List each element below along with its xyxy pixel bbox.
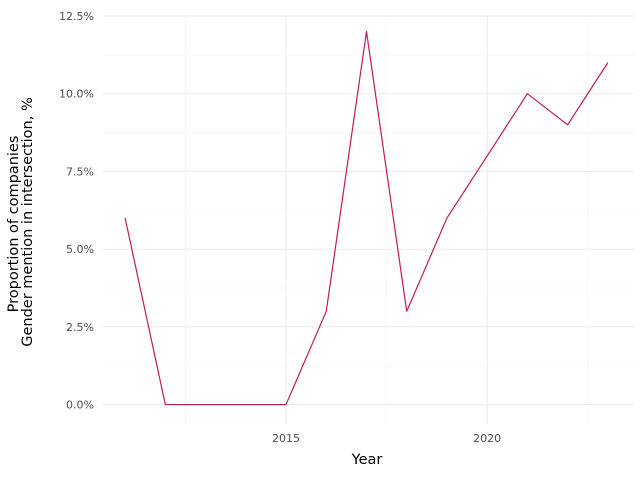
series-line bbox=[124, 30, 609, 406]
y-axis-title-line-2: Gender mention in intersection, % bbox=[20, 97, 36, 347]
x-tick-label: 2015 bbox=[272, 432, 300, 445]
y-tick-label: 12.5% bbox=[59, 10, 94, 23]
y-tick-label: 5.0% bbox=[66, 243, 94, 256]
x-tick-label: 2020 bbox=[473, 432, 501, 445]
minor-gridlines bbox=[103, 16, 634, 424]
y-tick-label: 2.5% bbox=[66, 321, 94, 334]
x-axis-title: Year bbox=[351, 452, 383, 468]
y-tick-label: 0.0% bbox=[66, 399, 94, 412]
y-tick-label: 7.5% bbox=[66, 165, 94, 178]
x-axis-tick-labels: 2015 2020 bbox=[272, 432, 501, 445]
y-axis-title-line-1: Proportion of companies bbox=[6, 136, 22, 313]
y-axis-tick-labels: 0.0% 2.5% 5.0% 7.5% 10.0% 12.5% bbox=[59, 10, 94, 412]
major-gridlines bbox=[103, 15, 634, 424]
series-layer bbox=[124, 30, 609, 406]
y-tick-label: 10.0% bbox=[59, 88, 94, 101]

....................

◆ **À FAIRE**:
Rendez ces lignes sous forme de tableau Markdown à deux colonnes, « Num » pour le numéro de rang et « Contenu » pour la ligne, en omettant les lignes vides et en couvrant l'ensemble des enregistrements. Laissez les images hors de la réponse.

◆ **RÉPONSE À L'EXERCICE**:
| Num | Contenu |
|---|---|
| 1 | List each element below along with its xyxy pixel bbox. |
| 2 | series-line bbox=[124, 30, 609, 406] |
| 3 | y-axis-title-line-2: Gender mention in intersection, % bbox=[20, 97, 36, 347] |
| 4 | x-tick-label: 2015 bbox=[272, 432, 300, 445] |
| 5 | y-tick-label: 12.5% bbox=[59, 10, 94, 23] |
| 6 | y-tick-label: 5.0% bbox=[66, 243, 94, 256] |
| 7 | x-tick-label: 2020 bbox=[473, 432, 501, 445] |
| 8 | minor-gridlines bbox=[103, 16, 634, 424] |
| 9 | y-tick-label: 2.5% bbox=[66, 321, 94, 334] |
| 10 | x-axis-title: Year bbox=[351, 452, 383, 468] |
| 11 | y-tick-label: 0.0% bbox=[66, 399, 94, 412] |
| 12 | y-tick-label: 7.5% bbox=[66, 165, 94, 178] |
| 13 | x-axis-tick-labels: 2015 2020 bbox=[272, 432, 501, 445] |
| 14 | y-axis-title-line-1: Proportion of companies bbox=[6, 136, 22, 313] |
| 15 | y-axis-tick-labels: 0.0% 2.5% 5.0% 7.5% 10.0% 12.5% bbox=[59, 10, 94, 412] |
| 16 | major-gridlines bbox=[103, 15, 634, 424] |
| 17 | series-layer bbox=[124, 30, 609, 406] |
| 18 | y-tick-label: 10.0% bbox=[59, 88, 94, 101] |